-- begin EXERCISE MATERIALS --

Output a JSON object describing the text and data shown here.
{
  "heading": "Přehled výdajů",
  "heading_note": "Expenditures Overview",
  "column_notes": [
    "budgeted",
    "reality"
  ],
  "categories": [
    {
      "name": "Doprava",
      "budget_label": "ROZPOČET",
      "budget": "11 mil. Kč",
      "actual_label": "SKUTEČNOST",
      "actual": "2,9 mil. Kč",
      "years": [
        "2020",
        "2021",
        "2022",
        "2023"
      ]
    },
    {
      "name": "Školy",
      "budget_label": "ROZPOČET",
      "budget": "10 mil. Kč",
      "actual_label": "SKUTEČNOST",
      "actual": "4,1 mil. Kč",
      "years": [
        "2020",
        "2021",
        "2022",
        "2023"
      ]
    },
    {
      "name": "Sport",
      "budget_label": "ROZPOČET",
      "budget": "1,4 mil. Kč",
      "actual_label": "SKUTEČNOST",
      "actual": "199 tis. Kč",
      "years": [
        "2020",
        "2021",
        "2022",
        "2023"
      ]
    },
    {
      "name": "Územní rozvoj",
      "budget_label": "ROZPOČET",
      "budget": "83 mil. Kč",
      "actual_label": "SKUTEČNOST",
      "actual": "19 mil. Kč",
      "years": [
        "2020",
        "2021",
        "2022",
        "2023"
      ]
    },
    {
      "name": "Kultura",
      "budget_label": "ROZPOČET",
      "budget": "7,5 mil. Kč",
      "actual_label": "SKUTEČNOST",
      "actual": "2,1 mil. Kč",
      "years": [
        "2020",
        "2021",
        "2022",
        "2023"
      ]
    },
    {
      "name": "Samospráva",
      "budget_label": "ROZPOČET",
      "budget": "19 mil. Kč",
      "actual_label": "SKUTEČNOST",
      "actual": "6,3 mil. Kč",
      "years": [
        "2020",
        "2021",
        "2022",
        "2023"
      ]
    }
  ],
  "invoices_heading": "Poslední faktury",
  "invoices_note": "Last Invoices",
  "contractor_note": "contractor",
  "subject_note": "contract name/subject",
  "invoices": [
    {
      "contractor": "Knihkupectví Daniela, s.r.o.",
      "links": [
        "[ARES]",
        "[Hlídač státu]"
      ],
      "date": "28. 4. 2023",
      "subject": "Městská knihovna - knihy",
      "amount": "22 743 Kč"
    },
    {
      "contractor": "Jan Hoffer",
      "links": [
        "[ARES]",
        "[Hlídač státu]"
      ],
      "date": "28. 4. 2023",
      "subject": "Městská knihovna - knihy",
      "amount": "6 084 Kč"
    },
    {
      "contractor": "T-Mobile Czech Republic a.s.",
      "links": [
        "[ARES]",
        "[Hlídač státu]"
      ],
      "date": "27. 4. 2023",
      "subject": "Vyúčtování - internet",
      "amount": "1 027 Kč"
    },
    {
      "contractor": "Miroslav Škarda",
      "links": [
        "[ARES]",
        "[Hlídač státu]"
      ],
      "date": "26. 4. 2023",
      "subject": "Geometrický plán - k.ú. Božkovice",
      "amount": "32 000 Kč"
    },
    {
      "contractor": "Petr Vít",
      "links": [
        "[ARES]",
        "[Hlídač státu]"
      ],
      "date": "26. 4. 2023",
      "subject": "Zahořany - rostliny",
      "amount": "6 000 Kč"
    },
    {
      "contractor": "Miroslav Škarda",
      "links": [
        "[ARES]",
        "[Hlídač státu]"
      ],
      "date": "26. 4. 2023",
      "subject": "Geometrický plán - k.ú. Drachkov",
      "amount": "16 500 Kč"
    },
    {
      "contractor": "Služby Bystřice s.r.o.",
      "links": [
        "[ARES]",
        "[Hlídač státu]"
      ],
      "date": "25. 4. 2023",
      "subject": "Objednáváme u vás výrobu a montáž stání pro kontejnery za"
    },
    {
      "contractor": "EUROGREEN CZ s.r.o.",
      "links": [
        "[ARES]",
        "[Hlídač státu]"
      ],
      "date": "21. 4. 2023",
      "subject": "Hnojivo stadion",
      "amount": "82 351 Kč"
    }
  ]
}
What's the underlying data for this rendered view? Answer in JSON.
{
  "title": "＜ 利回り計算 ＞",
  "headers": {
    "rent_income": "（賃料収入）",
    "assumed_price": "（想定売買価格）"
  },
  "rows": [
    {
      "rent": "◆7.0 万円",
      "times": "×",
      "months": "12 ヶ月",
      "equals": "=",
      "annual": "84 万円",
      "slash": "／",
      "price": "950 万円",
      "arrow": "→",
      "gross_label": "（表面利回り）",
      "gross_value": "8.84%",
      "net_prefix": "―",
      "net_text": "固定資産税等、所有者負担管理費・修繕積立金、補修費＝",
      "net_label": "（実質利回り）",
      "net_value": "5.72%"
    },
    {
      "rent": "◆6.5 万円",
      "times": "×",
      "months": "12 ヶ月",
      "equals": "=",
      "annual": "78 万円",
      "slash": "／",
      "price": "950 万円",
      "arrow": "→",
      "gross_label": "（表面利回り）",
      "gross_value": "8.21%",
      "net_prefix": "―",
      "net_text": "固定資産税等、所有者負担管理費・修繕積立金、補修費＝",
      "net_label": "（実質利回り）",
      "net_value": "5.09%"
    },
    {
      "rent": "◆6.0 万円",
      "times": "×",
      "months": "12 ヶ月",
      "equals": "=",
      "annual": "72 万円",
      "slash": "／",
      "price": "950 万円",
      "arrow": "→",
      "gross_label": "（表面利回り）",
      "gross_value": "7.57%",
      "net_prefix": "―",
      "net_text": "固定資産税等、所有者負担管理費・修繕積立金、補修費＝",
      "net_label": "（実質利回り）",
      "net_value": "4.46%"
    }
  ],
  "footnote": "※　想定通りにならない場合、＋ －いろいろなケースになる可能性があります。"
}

-- end EXERCISE MATERIALS --

_STATED PROBLEM_
Reproduce each record exactly as it appears.

_TASK ANSWER_
Output a JSON object describing the text and data shown here.
{
  "heading": "Přehled výdajů",
  "heading_note": "Expenditures Overview",
  "column_notes": [
    "budgeted",
    "reality"
  ],
  "categories": [
    {
      "name": "Doprava",
      "budget_label": "ROZPOČET",
      "budget": "11 mil. Kč",
      "actual_label": "SKUTEČNOST",
      "actual": "2,9 mil. Kč",
      "years": [
        "2020",
        "2021",
        "2022",
        "2023"
      ]
    },
    {
      "name": "Školy",
      "budget_label": "ROZPOČET",
      "budget": "10 mil. Kč",
      "actual_label": "SKUTEČNOST",
      "actual": "4,1 mil. Kč",
      "years": [
        "2020",
        "2021",
        "2022",
        "2023"
      ]
    },
    {
      "name": "Sport",
      "budget_label": "ROZPOČET",
      "budget": "1,4 mil. Kč",
      "actual_label": "SKUTEČNOST",
      "actual": "199 tis. Kč",
      "years": [
        "2020",
        "2021",
        "2022",
        "2023"
      ]
    },
    {
      "name": "Územní rozvoj",
      "budget_label": "ROZPOČET",
      "budget": "83 mil. Kč",
      "actual_label": "SKUTEČNOST",
      "actual": "19 mil. Kč",
      "years": [
        "2020",
        "2021",
        "2022",
        "2023"
      ]
    },
    {
      "name": "Kultura",
      "budget_label": "ROZPOČET",
      "budget": "7,5 mil. Kč",
      "actual_label": "SKUTEČNOST",
      "actual": "2,1 mil. Kč",
      "years": [
        "2020",
        "2021",
        "2022",
        "2023"
      ]
    },
    {
      "name": "Samospráva",
      "budget_label": "ROZPOČET",
      "budget": "19 mil. Kč",
      "actual_label": "SKUTEČNOST",
      "actual": "6,3 mil. Kč",
      "years": [
        "2020",
        "2021",
        "2022",
        "2023"
      ]
    }
  ],
  "invoices_heading": "Poslední faktury",
  "invoices_note": "Last Invoices",
  "contractor_note": "contractor",
  "subject_note": "contract name/subject",
  "invoices": [
    {
      "contractor": "Knihkupectví Daniela, s.r.o.",
      "links": [
        "[ARES]",
        "[Hlídač státu]"
      ],
      "date": "28. 4. 2023",
      "subject": "Městská knihovna - knihy",
      "amount": "22 743 Kč"
    },
    {
      "contractor": "Jan Hoffer",
      "links": [
        "[ARES]",
        "[Hlídač státu]"
      ],
      "date": "28. 4. 2023",
      "subject": "Městská knihovna - knihy",
      "amount": "6 084 Kč"
    },
    {
      "contractor": "T-Mobile Czech Republic a.s.",
      "links": [
        "[ARES]",
        "[Hlídač státu]"
      ],
      "date": "27. 4. 2023",
      "subject": "Vyúčtování - internet",
      "amount": "1 027 Kč"
    },
    {
      "contractor": "Miroslav Škarda",
      "links": [
        "[ARES]",
        "[Hlídač státu]"
      ],
      "date": "26. 4. 2023",
      "subject": "Geometrický plán - k.ú. Božkovice",
      "amount": "32 000 Kč"
    },
    {
      "contractor": "Petr Vít",
      "links": [
        "[ARES]",
        "[Hlídač státu]"
      ],
      "date": "26. 4. 2023",
      "subject": "Zahořany - rostliny",
      "amount": "6 000 Kč"
    },
    {
      "contractor": "Miroslav Škarda",
      "links": [
        "[ARES]",
        "[Hlídač státu]"
      ],
      "date": "26. 4. 2023",
      "subject": "Geometrický plán - k.ú. Drachkov",
      "amount": "16 500 Kč"
    },
    {
      "contractor": "Služby Bystřice s.r.o.",
      "links": [
        "[ARES]",
        "[Hlídač státu]"
      ],
      "date": "25. 4. 2023",
      "subject": "Objednáváme u vás výrobu a montáž stání pro kontejnery za"
    },
    {
      "contractor": "EUROGREEN CZ s.r.o.",
      "links": [
        "[ARES]",
        "[Hlídač státu]"
      ],
      "date": "21. 4. 2023",
      "subject": "Hnojivo stadion",
      "amount": "82 351 Kč"
    }
  ]
}
What's the underlying data for this rendered view? Answer in JSON.
{
  "title": "＜ 利回り計算 ＞",
  "headers": {
    "rent_income": "（賃料収入）",
    "assumed_price": "（想定売買価格）"
  },
  "rows": [
    {
      "rent": "◆7.0 万円",
      "times": "×",
      "months": "12 ヶ月",
      "equals": "=",
      "annual": "84 万円",
      "slash": "／",
      "price": "950 万円",
      "arrow": "→",
      "gross_label": "（表面利回り）",
      "gross_value": "8.84%",
      "net_prefix": "―",
      "net_text": "固定資産税等、所有者負担管理費・修繕積立金、補修費＝",
      "net_label": "（実質利回り）",
      "net_value": "5.72%"
    },
    {
      "rent": "◆6.5 万円",
      "times": "×",
      "months": "12 ヶ月",
      "equals": "=",
      "annual": "78 万円",
      "slash": "／",
      "price": "950 万円",
      "arrow": "→",
      "gross_label": "（表面利回り）",
      "gross_value": "8.21%",
      "net_prefix": "―",
      "net_text": "固定資産税等、所有者負担管理費・修繕積立金、補修費＝",
      "net_label": "（実質利回り）",
      "net_value": "5.09%"
    },
    {
      "rent": "◆6.0 万円",
      "times": "×",
      "months": "12 ヶ月",
      "equals": "=",
      "annual": "72 万円",
      "slash": "／",
      "price": "950 万円",
      "arrow": "→",
      "gross_label": "（表面利回り）",
      "gross_value": "7.57%",
      "net_prefix": "―",
      "net_text": "固定資産税等、所有者負担管理費・修繕積立金、補修費＝",
      "net_label": "（実質利回り）",
      "net_value": "4.46%"
    }
  ],
  "footnote": "※　想定通りにならない場合、＋ －いろいろなケースになる可能性があります。"
}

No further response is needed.